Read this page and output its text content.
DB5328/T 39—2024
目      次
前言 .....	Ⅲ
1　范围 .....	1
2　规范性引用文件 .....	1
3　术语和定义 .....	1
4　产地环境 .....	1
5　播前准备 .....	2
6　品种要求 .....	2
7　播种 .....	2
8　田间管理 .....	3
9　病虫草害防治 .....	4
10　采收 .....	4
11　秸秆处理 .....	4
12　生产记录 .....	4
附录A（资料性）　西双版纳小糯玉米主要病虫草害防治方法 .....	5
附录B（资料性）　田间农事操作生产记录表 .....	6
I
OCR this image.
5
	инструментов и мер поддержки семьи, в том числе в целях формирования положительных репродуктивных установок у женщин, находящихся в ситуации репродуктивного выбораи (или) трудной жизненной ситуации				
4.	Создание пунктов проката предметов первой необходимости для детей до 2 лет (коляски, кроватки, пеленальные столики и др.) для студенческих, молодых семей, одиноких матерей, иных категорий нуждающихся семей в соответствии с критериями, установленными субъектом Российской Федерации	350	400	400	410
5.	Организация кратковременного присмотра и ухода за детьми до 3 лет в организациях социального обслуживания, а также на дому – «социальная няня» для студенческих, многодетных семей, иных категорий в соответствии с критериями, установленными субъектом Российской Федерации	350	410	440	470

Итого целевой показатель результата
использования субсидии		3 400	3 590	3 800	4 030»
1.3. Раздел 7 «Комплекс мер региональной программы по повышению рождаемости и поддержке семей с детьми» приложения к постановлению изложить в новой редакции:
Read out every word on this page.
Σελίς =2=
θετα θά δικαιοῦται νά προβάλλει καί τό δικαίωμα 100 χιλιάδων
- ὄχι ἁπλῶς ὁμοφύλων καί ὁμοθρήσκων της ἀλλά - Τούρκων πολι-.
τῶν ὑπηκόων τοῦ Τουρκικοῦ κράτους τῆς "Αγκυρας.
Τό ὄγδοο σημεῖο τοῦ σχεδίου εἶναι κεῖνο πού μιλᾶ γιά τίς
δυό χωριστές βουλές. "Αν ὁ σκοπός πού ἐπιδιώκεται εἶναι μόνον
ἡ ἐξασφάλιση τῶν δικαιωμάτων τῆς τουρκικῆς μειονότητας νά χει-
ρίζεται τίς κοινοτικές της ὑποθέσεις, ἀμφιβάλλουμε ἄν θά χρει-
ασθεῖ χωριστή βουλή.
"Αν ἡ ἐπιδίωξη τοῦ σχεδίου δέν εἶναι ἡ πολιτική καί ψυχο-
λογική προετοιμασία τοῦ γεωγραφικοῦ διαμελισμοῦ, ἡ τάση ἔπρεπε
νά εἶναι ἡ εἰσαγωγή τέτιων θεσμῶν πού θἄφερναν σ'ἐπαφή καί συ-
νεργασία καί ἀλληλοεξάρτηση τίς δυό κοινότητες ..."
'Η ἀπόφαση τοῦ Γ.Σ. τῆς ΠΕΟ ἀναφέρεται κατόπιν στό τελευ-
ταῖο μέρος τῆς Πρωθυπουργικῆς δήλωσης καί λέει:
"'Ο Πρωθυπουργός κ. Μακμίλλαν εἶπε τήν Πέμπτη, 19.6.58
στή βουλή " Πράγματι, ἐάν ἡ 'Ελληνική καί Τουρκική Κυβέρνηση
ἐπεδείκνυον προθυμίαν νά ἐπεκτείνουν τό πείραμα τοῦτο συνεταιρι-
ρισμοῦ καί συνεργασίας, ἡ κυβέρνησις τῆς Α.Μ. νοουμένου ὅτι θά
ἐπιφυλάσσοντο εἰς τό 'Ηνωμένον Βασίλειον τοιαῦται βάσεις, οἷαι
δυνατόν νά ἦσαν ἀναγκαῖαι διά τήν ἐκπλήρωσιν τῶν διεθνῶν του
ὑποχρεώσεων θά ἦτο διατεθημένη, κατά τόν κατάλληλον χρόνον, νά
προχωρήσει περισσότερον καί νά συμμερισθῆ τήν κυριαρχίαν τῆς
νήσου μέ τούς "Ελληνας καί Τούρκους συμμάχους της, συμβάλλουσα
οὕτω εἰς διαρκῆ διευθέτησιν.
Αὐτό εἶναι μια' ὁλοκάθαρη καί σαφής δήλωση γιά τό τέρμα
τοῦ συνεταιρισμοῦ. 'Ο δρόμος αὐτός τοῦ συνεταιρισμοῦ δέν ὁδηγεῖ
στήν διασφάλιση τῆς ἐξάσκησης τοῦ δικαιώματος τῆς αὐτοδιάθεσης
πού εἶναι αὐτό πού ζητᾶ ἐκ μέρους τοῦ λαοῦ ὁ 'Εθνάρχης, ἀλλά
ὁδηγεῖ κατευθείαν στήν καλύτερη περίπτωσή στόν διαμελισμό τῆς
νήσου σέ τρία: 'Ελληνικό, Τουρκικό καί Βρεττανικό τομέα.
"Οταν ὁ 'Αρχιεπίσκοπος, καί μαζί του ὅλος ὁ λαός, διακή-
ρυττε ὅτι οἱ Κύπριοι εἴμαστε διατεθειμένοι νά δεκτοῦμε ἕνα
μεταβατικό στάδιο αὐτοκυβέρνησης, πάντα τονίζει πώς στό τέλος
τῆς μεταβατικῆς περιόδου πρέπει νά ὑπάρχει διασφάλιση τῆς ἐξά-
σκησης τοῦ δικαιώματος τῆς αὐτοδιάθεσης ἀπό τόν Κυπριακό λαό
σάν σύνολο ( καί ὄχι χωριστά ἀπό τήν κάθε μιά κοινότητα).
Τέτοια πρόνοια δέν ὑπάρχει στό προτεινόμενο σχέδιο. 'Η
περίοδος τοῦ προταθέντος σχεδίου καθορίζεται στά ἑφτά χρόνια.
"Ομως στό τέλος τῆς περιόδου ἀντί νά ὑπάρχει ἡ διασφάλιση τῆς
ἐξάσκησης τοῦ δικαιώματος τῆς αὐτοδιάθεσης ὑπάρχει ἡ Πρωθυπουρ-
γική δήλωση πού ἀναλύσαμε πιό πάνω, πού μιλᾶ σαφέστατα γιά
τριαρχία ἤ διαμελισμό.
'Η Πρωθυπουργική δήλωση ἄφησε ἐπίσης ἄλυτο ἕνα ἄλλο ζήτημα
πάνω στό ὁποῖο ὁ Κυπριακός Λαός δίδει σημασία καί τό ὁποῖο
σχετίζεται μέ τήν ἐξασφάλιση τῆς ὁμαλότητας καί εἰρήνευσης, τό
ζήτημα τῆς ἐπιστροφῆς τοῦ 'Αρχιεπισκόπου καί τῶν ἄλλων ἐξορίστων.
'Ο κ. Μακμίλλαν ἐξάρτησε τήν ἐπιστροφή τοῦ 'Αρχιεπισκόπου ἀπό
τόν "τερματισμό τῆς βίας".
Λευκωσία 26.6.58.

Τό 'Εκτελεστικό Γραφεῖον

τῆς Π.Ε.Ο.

→ **TASK DESCRIPTION**
Keep only those lines of the records that hold "διασφάλιση", and return them.

→ **ANSWER TO THE TASK**
στήν διασφάλιση τῆς ἐξάσκησης τοῦ δικαιώματος τῆς αὐτοδιάθεσης
τῆς μεταβατικῆς περιόδου πρέπει νά ὑπάρχει διασφάλιση τῆς ἐξά-
"Ομως στό τέλος τῆς περιόδου ἀντί νά ὑπάρχει ἡ διασφάλιση τῆς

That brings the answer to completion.